:: TO BE DONE ::
Output the data that follows exactly, line for line.

......

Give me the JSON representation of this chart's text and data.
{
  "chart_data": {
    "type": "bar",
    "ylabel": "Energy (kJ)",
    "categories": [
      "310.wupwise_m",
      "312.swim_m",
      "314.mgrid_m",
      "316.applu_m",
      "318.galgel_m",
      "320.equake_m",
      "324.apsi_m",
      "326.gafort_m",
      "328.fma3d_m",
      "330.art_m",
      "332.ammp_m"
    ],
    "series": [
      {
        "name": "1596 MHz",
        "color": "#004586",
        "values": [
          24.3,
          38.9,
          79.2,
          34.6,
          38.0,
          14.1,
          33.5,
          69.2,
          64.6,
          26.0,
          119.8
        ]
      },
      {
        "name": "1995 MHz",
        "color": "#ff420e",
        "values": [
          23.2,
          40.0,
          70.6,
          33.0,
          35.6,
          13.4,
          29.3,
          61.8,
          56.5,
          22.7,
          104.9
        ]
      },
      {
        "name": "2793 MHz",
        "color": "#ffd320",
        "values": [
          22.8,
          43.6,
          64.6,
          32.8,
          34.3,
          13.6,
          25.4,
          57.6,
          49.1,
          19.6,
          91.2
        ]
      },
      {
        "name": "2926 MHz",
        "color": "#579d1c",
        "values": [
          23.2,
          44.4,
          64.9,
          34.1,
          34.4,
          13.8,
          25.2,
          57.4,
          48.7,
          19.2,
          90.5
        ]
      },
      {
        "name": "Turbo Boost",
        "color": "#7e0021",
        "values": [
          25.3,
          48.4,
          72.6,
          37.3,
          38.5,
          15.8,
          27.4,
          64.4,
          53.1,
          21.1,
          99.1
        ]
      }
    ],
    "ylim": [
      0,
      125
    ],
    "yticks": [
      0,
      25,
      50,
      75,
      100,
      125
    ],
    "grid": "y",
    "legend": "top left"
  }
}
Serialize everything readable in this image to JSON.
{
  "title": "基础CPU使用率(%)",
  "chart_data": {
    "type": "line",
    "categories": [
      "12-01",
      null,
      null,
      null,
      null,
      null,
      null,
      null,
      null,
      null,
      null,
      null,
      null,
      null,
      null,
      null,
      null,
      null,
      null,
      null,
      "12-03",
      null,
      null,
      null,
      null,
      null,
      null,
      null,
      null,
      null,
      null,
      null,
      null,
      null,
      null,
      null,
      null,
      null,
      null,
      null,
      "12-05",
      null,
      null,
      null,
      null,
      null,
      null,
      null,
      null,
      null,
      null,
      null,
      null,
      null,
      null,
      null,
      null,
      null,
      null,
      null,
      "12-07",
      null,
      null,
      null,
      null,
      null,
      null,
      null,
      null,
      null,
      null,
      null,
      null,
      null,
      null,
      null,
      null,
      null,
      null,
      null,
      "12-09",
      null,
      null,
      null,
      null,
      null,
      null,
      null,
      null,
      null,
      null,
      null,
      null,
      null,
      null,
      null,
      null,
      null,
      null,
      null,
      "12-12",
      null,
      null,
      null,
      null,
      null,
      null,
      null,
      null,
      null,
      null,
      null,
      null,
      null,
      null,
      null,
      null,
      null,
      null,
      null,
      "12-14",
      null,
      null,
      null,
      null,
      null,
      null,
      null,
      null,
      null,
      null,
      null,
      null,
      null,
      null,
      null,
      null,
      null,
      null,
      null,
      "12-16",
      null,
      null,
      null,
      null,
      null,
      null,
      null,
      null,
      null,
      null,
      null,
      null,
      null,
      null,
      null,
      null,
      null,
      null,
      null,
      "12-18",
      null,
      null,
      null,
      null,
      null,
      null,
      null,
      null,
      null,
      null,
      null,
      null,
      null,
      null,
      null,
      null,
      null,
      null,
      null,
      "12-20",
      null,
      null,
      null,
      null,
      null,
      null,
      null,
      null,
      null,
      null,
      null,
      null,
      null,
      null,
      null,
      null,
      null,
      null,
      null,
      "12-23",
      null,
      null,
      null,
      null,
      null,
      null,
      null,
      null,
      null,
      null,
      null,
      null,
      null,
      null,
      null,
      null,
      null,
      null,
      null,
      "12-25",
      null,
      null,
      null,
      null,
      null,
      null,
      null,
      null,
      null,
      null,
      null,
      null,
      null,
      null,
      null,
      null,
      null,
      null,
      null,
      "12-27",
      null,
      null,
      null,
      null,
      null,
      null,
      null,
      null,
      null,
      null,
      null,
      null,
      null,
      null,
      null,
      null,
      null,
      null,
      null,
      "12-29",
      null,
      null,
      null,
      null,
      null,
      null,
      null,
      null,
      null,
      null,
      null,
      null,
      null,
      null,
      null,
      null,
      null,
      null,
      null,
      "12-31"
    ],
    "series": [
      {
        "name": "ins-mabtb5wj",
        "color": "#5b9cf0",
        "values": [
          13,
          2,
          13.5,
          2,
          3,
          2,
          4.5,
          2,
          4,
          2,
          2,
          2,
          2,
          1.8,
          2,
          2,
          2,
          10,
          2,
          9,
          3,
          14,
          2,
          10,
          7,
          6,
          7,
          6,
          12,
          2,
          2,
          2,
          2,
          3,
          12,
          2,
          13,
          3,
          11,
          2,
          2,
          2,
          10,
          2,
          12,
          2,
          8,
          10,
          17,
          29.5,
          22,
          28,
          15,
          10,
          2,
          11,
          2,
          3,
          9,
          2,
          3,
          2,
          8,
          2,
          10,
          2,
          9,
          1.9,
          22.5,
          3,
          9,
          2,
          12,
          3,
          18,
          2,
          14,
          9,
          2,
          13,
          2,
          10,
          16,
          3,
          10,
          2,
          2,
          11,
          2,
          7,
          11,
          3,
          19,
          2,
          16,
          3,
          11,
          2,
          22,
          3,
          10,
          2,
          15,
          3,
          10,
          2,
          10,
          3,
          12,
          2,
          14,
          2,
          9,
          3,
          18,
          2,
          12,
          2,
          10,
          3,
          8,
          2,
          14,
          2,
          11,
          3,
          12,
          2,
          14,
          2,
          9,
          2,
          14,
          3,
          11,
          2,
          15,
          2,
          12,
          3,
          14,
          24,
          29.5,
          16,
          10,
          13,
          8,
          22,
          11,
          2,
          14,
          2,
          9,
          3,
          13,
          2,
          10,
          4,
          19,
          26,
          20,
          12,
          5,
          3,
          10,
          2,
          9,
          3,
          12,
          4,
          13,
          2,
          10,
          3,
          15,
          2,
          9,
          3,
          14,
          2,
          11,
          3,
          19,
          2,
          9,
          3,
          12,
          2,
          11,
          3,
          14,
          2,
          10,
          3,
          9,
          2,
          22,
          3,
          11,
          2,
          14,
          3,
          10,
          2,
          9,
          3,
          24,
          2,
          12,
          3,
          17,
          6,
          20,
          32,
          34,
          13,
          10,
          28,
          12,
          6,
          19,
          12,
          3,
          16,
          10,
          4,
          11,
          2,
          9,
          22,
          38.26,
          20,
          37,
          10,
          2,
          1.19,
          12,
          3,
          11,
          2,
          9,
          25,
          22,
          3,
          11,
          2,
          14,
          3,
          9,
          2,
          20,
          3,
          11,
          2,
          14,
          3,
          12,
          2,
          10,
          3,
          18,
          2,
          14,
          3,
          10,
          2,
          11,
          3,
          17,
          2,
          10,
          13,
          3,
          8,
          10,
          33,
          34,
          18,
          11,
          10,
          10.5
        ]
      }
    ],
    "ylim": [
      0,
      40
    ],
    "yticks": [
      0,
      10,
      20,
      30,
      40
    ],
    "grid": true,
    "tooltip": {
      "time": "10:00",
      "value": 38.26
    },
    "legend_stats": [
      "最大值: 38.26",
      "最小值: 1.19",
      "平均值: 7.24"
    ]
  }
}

......

:: ANSWER FOR THIS EXERCISE ::
Give me the JSON representation of this chart's text and data.
{
  "chart_data": {
    "type": "bar",
    "ylabel": "Energy (kJ)",
    "categories": [
      "310.wupwise_m",
      "312.swim_m",
      "314.mgrid_m",
      "316.applu_m",
      "318.galgel_m",
      "320.equake_m",
      "324.apsi_m",
      "326.gafort_m",
      "328.fma3d_m",
      "330.art_m",
      "332.ammp_m"
    ],
    "series": [
      {
        "name": "1596 MHz",
        "color": "#004586",
        "values": [
          24.3,
          38.9,
          79.2,
          34.6,
          38.0,
          14.1,
          33.5,
          69.2,
          64.6,
          26.0,
          119.8
        ]
      },
      {
        "name": "1995 MHz",
        "color": "#ff420e",
        "values": [
          23.2,
          40.0,
          70.6,
          33.0,
          35.6,
          13.4,
          29.3,
          61.8,
          56.5,
          22.7,
          104.9
        ]
      },
      {
        "name": "2793 MHz",
        "color": "#ffd320",
        "values": [
          22.8,
          43.6,
          64.6,
          32.8,
          34.3,
          13.6,
          25.4,
          57.6,
          49.1,
          19.6,
          91.2
        ]
      },
      {
        "name": "2926 MHz",
        "color": "#579d1c",
        "values": [
          23.2,
          44.4,
          64.9,
          34.1,
          34.4,
          13.8,
          25.2,
          57.4,
          48.7,
          19.2,
          90.5
        ]
      },
      {
        "name": "Turbo Boost",
        "color": "#7e0021",
        "values": [
          25.3,
          48.4,
          72.6,
          37.3,
          38.5,
          15.8,
          27.4,
          64.4,
          53.1,
          21.1,
          99.1
        ]
      }
    ],
    "ylim": [
      0,
      125
    ],
    "yticks": [
      0,
      25,
      50,
      75,
      100,
      125
    ],
    "grid": "y",
    "legend": "top left"
  }
}
Serialize everything readable in this image to JSON.
{
  "title": "基础CPU使用率(%)",
  "chart_data": {
    "type": "line",
    "categories": [
      "12-01",
      null,
      null,
      null,
      null,
      null,
      null,
      null,
      null,
      null,
      null,
      null,
      null,
      null,
      null,
      null,
      null,
      null,
      null,
      null,
      "12-03",
      null,
      null,
      null,
      null,
      null,
      null,
      null,
      null,
      null,
      null,
      null,
      null,
      null,
      null,
      null,
      null,
      null,
      null,
      null,
      "12-05",
      null,
      null,
      null,
      null,
      null,
      null,
      null,
      null,
      null,
      null,
      null,
      null,
      null,
      null,
      null,
      null,
      null,
      null,
      null,
      "12-07",
      null,
      null,
      null,
      null,
      null,
      null,
      null,
      null,
      null,
      null,
      null,
      null,
      null,
      null,
      null,
      null,
      null,
      null,
      null,
      "12-09",
      null,
      null,
      null,
      null,
      null,
      null,
      null,
      null,
      null,
      null,
      null,
      null,
      null,
      null,
      null,
      null,
      null,
      null,
      null,
      "12-12",
      null,
      null,
      null,
      null,
      null,
      null,
      null,
      null,
      null,
      null,
      null,
      null,
      null,
      null,
      null,
      null,
      null,
      null,
      null,
      "12-14",
      null,
      null,
      null,
      null,
      null,
      null,
      null,
      null,
      null,
      null,
      null,
      null,
      null,
      null,
      null,
      null,
      null,
      null,
      null,
      "12-16",
      null,
      null,
      null,
      null,
      null,
      null,
      null,
      null,
      null,
      null,
      null,
      null,
      null,
      null,
      null,
      null,
      null,
      null,
      null,
      "12-18",
      null,
      null,
      null,
      null,
      null,
      null,
      null,
      null,
      null,
      null,
      null,
      null,
      null,
      null,
      null,
      null,
      null,
      null,
      null,
      "12-20",
      null,
      null,
      null,
      null,
      null,
      null,
      null,
      null,
      null,
      null,
      null,
      null,
      null,
      null,
      null,
      null,
      null,
      null,
      null,
      "12-23",
      null,
      null,
      null,
      null,
      null,
      null,
      null,
      null,
      null,
      null,
      null,
      null,
      null,
      null,
      null,
      null,
      null,
      null,
      null,
      "12-25",
      null,
      null,
      null,
      null,
      null,
      null,
      null,
      null,
      null,
      null,
      null,
      null,
      null,
      null,
      null,
      null,
      null,
      null,
      null,
      "12-27",
      null,
      null,
      null,
      null,
      null,
      null,
      null,
      null,
      null,
      null,
      null,
      null,
      null,
      null,
      null,
      null,
      null,
      null,
      null,
      "12-29",
      null,
      null,
      null,
      null,
      null,
      null,
      null,
      null,
      null,
      null,
      null,
      null,
      null,
      null,
      null,
      null,
      null,
      null,
      null,
      "12-31"
    ],
    "series": [
      {
        "name": "ins-mabtb5wj",
        "color": "#5b9cf0",
        "values": [
          13,
          2,
          13.5,
          2,
          3,
          2,
          4.5,
          2,
          4,
          2,
          2,
          2,
          2,
          1.8,
          2,
          2,
          2,
          10,
          2,
          9,
          3,
          14,
          2,
          10,
          7,
          6,
          7,
          6,
          12,
          2,
          2,
          2,
          2,
          3,
          12,
          2,
          13,
          3,
          11,
          2,
          2,
          2,
          10,
          2,
          12,
          2,
          8,
          10,
          17,
          29.5,
          22,
          28,
          15,
          10,
          2,
          11,
          2,
          3,
          9,
          2,
          3,
          2,
          8,
          2,
          10,
          2,
          9,
          1.9,
          22.5,
          3,
          9,
          2,
          12,
          3,
          18,
          2,
          14,
          9,
          2,
          13,
          2,
          10,
          16,
          3,
          10,
          2,
          2,
          11,
          2,
          7,
          11,
          3,
          19,
          2,
          16,
          3,
          11,
          2,
          22,
          3,
          10,
          2,
          15,
          3,
          10,
          2,
          10,
          3,
          12,
          2,
          14,
          2,
          9,
          3,
          18,
          2,
          12,
          2,
          10,
          3,
          8,
          2,
          14,
          2,
          11,
          3,
          12,
          2,
          14,
          2,
          9,
          2,
          14,
          3,
          11,
          2,
          15,
          2,
          12,
          3,
          14,
          24,
          29.5,
          16,
          10,
          13,
          8,
          22,
          11,
          2,
          14,
          2,
          9,
          3,
          13,
          2,
          10,
          4,
          19,
          26,
          20,
          12,
          5,
          3,
          10,
          2,
          9,
          3,
          12,
          4,
          13,
          2,
          10,
          3,
          15,
          2,
          9,
          3,
          14,
          2,
          11,
          3,
          19,
          2,
          9,
          3,
          12,
          2,
          11,
          3,
          14,
          2,
          10,
          3,
          9,
          2,
          22,
          3,
          11,
          2,
          14,
          3,
          10,
          2,
          9,
          3,
          24,
          2,
          12,
          3,
          17,
          6,
          20,
          32,
          34,
          13,
          10,
          28,
          12,
          6,
          19,
          12,
          3,
          16,
          10,
          4,
          11,
          2,
          9,
          22,
          38.26,
          20,
          37,
          10,
          2,
          1.19,
          12,
          3,
          11,
          2,
          9,
          25,
          22,
          3,
          11,
          2,
          14,
          3,
          9,
          2,
          20,
          3,
          11,
          2,
          14,
          3,
          12,
          2,
          10,
          3,
          18,
          2,
          14,
          3,
          10,
          2,
          11,
          3,
          17,
          2,
          10,
          13,
          3,
          8,
          10,
          33,
          34,
          18,
          11,
          10,
          10.5
        ]
      }
    ],
    "ylim": [
      0,
      40
    ],
    "yticks": [
      0,
      10,
      20,
      30,
      40
    ],
    "grid": true,
    "tooltip": {
      "time": "10:00",
      "value": 38.26
    },
    "legend_stats": [
      "最大值: 38.26",
      "最小值: 1.19",
      "平均值: 7.24"
    ]
  }
}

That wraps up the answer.